*Directions for this task*: Copy the rows below word for word, starting with the first row and ending with the row that contains "original-photo: RATSKELLER Zur", including that row.

Layout region records:

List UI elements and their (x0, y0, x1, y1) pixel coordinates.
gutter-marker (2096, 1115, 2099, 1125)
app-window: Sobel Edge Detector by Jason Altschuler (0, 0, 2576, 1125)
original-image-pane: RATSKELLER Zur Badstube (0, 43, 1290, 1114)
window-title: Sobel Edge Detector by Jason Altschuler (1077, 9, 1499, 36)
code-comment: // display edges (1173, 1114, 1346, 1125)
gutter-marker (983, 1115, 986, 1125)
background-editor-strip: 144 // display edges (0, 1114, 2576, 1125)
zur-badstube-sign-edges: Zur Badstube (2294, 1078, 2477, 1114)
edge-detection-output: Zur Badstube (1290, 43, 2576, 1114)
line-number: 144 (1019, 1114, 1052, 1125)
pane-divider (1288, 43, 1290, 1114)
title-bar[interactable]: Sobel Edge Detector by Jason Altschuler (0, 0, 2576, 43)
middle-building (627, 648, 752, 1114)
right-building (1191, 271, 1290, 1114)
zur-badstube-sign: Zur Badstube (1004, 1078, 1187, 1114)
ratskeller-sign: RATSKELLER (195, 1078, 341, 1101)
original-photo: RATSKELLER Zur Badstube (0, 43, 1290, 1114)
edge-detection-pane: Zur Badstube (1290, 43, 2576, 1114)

*Answer to this problem*:
List UI elements and their (x0, y0, x1, y1) pixel coordinates.
gutter-marker (2096, 1115, 2099, 1125)
app-window: Sobel Edge Detector by Jason Altschuler (0, 0, 2576, 1125)
original-image-pane: RATSKELLER Zur Badstube (0, 43, 1290, 1114)
window-title: Sobel Edge Detector by Jason Altschuler (1077, 9, 1499, 36)
code-comment: // display edges (1173, 1114, 1346, 1125)
gutter-marker (983, 1115, 986, 1125)
background-editor-strip: 144 // display edges (0, 1114, 2576, 1125)
zur-badstube-sign-edges: Zur Badstube (2294, 1078, 2477, 1114)
edge-detection-output: Zur Badstube (1290, 43, 2576, 1114)
line-number: 144 (1019, 1114, 1052, 1125)
pane-divider (1288, 43, 1290, 1114)
title-bar[interactable]: Sobel Edge Detector by Jason Altschuler (0, 0, 2576, 43)
middle-building (627, 648, 752, 1114)
right-building (1191, 271, 1290, 1114)
zur-badstube-sign: Zur Badstube (1004, 1078, 1187, 1114)
ratskeller-sign: RATSKELLER (195, 1078, 341, 1101)
original-photo: RATSKELLER Zur Badstube (0, 43, 1290, 1114)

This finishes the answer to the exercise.